■ EXERCISE PROMPT: Show every line below where "plain" can be found.

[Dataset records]
* START *

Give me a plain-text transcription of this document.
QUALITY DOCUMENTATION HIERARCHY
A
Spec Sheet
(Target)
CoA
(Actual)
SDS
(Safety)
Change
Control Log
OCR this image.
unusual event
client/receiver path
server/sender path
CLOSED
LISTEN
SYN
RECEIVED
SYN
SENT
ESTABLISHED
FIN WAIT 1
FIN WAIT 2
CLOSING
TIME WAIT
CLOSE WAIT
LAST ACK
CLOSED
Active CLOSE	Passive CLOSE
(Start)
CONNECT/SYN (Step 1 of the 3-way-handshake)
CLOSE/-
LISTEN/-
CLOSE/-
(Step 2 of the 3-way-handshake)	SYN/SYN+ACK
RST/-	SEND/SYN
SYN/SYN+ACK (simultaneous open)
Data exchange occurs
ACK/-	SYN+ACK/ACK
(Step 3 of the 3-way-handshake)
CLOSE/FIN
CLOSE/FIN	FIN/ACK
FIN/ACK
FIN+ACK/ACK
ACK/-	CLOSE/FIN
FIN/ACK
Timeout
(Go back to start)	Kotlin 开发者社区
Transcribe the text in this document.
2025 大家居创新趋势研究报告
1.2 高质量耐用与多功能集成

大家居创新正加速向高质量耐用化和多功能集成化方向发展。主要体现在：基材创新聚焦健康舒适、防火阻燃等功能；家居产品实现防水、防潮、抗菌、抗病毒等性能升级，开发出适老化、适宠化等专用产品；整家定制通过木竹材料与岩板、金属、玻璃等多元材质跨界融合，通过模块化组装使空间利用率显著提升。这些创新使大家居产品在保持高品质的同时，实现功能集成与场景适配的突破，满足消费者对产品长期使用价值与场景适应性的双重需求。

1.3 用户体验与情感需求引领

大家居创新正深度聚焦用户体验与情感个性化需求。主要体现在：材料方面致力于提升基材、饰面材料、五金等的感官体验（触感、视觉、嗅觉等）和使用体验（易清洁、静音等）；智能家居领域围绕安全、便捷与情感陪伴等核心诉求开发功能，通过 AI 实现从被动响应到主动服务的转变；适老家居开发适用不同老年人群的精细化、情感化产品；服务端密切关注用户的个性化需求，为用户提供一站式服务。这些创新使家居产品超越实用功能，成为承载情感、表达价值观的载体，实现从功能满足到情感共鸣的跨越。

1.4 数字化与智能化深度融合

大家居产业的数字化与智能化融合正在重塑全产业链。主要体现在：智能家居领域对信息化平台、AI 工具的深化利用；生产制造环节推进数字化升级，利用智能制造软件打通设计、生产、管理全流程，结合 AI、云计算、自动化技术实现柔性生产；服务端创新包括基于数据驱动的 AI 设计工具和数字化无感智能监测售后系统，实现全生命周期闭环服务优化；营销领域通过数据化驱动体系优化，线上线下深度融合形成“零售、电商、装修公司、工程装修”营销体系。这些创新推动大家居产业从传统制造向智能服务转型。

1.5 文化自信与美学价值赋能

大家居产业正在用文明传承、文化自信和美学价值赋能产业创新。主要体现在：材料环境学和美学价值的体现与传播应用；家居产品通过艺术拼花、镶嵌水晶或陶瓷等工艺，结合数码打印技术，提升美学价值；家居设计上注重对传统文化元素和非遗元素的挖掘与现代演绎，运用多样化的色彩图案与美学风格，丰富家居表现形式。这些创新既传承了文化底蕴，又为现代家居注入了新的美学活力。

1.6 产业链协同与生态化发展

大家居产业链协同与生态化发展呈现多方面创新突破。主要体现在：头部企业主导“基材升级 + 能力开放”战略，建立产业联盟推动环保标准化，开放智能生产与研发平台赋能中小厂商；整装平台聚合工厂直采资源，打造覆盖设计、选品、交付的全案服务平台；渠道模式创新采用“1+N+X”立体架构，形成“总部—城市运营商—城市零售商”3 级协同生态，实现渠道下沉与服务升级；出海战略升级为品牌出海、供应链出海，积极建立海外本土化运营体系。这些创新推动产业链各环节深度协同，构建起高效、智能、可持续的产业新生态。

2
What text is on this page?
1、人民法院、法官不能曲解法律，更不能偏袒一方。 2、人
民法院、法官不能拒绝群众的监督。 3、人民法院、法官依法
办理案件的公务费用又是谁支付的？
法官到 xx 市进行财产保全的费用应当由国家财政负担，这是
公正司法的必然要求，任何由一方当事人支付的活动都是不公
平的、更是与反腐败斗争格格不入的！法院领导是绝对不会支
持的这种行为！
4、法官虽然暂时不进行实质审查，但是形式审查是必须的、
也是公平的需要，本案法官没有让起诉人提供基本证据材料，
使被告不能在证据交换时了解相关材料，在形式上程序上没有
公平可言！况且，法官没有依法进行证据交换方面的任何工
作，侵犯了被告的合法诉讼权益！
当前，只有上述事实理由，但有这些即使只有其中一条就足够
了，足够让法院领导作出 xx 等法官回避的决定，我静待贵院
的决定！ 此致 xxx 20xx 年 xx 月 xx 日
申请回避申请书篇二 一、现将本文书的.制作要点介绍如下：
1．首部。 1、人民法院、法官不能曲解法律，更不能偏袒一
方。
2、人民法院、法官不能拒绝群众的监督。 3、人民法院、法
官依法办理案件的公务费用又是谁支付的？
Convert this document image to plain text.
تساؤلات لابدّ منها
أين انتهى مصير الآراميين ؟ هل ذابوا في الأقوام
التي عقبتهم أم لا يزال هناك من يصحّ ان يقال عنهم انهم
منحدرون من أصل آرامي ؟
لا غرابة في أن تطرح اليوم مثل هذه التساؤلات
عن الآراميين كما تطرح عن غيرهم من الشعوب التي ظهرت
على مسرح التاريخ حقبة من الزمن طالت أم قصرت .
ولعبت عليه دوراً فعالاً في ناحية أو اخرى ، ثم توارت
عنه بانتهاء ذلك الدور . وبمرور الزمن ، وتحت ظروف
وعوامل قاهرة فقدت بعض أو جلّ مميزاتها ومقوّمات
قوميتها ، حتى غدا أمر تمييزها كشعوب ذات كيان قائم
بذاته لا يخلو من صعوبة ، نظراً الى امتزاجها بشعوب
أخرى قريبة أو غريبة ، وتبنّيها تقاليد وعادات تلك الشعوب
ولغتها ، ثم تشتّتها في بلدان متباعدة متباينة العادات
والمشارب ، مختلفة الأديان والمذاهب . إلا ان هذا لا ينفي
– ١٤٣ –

* END *

■ EXERCISE OUTPUT:
Give me a plain-text transcription of this document.
Convert this document image to plain text.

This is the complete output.